Records provided |
◆ ◆ ◆

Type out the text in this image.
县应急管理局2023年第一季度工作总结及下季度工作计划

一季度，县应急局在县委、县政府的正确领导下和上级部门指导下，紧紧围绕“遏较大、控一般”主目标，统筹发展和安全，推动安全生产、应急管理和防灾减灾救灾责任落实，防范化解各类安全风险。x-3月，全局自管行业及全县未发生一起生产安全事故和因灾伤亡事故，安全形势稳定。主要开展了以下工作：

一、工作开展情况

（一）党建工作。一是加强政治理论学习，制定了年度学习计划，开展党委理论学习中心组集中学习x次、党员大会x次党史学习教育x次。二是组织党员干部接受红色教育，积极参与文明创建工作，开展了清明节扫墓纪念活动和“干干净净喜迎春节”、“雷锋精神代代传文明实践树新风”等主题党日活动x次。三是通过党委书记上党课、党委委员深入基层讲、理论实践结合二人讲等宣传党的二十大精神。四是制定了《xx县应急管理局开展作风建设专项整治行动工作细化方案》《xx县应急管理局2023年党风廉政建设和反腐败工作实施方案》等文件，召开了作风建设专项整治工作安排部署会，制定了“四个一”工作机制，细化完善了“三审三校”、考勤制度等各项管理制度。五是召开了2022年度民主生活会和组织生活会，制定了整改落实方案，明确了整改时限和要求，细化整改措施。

◆ ◆ ◆

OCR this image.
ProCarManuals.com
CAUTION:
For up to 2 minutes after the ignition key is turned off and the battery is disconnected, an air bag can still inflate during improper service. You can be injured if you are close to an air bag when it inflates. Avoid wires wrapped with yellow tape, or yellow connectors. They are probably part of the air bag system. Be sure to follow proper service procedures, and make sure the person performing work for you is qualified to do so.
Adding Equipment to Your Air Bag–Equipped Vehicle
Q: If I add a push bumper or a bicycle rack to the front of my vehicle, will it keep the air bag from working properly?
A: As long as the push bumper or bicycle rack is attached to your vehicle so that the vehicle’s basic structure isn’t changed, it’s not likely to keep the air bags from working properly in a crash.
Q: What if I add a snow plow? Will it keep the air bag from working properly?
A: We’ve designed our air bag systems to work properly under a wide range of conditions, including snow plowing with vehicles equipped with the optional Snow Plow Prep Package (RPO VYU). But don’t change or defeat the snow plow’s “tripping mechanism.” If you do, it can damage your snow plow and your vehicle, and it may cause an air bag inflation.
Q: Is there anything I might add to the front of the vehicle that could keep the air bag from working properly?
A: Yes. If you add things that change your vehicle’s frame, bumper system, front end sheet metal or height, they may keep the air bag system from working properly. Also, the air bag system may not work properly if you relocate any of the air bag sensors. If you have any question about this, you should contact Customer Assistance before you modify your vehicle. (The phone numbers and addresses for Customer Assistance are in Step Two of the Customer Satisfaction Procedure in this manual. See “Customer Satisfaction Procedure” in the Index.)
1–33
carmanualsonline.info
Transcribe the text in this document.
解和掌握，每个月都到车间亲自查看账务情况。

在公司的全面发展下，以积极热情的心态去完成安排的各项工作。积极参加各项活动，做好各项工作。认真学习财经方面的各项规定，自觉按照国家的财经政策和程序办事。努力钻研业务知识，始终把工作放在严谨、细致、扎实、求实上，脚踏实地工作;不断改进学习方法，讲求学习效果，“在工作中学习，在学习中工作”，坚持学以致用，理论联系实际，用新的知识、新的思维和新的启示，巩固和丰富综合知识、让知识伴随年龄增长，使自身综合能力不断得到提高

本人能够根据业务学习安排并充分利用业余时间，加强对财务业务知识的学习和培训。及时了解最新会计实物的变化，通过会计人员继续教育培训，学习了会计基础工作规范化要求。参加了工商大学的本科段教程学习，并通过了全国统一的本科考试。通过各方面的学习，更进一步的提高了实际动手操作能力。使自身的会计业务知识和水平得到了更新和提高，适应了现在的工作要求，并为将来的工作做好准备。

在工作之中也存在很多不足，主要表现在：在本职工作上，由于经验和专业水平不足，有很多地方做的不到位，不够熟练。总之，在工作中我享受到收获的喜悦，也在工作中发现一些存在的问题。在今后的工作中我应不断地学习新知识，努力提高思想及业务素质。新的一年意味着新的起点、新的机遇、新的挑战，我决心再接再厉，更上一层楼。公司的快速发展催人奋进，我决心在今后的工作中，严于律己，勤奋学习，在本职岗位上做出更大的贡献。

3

◆ ◆ ◆

Description of the task | Take every line above carrying "keep" and return it.

Solution for this task |
Q: If I add a push bumper or a bicycle rack to the front of my vehicle, will it keep the air bag from working properly?
A: As long as the push bumper or bicycle rack is attached to your vehicle so that the vehicle’s basic structure isn’t changed, it’s not likely to keep the air bags from working properly in a crash.
Q: What if I add a snow plow? Will it keep the air bag from working properly?
Q: Is there anything I might add to the front of the vehicle that could keep the air bag from working properly?
A: Yes. If you add things that change your vehicle’s frame, bumper system, front end sheet metal or height, they may keep the air bag system from working properly. Also, the air bag system may not work properly if you relocate any of the air bag sensors. If you have any question about this, you should contact Customer Assistance before you modify your vehicle. (The phone numbers and addresses for Customer Assistance are in Step Two of the Customer Satisfaction Procedure in this manual. See “Customer Satisfaction Procedure” in the Index.)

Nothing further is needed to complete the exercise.